WHAT TO DO
Copy out every line in the listing below that contains the word "editor".

╔══

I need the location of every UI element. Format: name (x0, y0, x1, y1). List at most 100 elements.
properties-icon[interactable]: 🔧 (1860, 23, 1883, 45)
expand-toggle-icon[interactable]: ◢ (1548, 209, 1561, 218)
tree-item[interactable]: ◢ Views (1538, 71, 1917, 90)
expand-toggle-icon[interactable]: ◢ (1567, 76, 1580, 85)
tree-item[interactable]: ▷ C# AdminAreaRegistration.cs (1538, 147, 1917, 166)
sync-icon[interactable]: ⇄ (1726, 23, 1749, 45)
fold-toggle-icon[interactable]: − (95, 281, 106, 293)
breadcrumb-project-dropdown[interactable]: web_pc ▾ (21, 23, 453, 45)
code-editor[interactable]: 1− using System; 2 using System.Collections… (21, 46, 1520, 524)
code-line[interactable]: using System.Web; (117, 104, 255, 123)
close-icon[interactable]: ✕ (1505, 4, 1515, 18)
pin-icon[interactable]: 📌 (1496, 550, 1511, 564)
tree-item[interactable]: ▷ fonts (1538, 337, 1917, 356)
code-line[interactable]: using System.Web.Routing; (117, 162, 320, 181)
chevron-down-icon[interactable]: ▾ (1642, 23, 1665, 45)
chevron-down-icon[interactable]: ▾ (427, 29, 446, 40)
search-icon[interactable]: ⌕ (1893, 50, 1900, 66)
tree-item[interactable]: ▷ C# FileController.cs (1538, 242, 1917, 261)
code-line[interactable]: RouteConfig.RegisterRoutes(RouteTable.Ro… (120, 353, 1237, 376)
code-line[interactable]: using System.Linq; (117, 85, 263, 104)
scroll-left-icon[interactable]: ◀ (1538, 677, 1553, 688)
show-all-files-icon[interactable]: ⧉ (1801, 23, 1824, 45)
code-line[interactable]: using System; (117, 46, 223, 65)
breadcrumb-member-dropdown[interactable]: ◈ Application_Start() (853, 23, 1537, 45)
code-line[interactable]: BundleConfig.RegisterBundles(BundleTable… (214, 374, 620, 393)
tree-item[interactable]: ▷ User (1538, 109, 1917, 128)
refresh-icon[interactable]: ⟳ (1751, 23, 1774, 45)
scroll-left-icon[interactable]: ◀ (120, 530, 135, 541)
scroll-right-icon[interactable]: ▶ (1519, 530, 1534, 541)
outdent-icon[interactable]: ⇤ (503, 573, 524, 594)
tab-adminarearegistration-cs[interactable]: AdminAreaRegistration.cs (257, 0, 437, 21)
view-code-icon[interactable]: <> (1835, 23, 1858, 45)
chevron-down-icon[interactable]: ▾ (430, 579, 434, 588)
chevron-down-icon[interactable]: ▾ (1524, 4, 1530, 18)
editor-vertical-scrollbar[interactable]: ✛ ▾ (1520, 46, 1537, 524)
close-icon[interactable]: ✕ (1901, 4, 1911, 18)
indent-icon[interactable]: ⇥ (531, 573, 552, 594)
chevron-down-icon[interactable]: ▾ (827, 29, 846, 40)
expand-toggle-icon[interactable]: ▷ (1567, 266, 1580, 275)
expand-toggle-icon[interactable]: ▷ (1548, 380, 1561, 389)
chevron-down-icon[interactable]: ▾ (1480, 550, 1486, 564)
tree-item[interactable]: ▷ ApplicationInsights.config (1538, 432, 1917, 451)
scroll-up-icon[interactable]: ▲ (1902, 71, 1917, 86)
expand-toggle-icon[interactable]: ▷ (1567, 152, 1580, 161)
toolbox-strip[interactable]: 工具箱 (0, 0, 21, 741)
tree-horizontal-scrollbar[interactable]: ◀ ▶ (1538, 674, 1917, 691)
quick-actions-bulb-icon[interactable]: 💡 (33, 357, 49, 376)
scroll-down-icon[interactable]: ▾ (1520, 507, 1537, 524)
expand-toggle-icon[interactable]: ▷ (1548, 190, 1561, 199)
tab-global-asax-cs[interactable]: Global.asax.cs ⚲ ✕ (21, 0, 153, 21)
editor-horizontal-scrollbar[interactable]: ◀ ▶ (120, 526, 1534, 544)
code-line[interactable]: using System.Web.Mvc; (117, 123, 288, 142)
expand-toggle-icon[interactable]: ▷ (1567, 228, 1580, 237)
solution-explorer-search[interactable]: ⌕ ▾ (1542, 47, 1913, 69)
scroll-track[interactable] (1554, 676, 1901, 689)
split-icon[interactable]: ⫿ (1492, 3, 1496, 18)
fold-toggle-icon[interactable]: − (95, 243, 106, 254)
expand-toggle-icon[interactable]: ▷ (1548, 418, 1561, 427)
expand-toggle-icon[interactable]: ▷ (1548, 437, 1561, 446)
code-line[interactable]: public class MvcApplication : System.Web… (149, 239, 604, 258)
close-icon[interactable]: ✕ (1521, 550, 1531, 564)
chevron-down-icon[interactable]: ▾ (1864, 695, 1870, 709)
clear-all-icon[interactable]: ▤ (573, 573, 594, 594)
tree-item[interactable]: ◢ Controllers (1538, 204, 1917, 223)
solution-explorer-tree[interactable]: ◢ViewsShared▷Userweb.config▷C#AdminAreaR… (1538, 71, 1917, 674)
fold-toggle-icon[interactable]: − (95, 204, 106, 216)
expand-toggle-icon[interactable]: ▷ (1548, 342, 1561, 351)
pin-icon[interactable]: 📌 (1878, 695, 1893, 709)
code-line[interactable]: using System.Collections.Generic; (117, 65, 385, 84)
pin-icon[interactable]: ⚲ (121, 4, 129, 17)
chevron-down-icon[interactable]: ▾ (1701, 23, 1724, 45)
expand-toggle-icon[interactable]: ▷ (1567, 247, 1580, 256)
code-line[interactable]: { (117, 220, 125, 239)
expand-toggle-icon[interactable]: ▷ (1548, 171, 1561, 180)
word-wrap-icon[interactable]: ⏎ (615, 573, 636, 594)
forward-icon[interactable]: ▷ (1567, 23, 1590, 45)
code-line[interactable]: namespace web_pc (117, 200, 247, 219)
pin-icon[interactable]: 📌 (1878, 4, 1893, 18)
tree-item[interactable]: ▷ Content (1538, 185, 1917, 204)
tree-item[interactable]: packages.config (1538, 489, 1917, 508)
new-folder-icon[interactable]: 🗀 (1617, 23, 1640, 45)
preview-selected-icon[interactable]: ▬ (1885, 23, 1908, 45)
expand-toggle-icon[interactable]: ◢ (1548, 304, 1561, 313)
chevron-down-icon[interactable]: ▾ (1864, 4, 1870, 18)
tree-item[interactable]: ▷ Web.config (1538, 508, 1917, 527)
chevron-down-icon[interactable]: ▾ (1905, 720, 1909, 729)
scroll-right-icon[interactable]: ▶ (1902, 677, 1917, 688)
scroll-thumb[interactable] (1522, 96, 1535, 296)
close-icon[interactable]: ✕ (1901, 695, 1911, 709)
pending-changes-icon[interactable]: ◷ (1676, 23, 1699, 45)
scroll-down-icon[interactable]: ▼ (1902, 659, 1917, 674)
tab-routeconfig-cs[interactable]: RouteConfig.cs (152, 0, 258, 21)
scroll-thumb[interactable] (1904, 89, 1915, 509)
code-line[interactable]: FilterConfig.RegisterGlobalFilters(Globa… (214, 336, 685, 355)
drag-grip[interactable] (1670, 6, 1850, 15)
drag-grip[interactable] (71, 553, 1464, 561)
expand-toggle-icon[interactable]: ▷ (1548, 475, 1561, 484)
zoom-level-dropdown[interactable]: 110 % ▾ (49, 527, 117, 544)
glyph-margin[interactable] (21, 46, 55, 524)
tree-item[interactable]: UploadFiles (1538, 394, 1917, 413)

╚══

TASK RESULT
code-editor[interactable]: 1− using System; 2 using System.Collections… (21, 46, 1520, 524)
editor-vertical-scrollbar[interactable]: ✛ ▾ (1520, 46, 1537, 524)
editor-horizontal-scrollbar[interactable]: ◀ ▶ (120, 526, 1534, 544)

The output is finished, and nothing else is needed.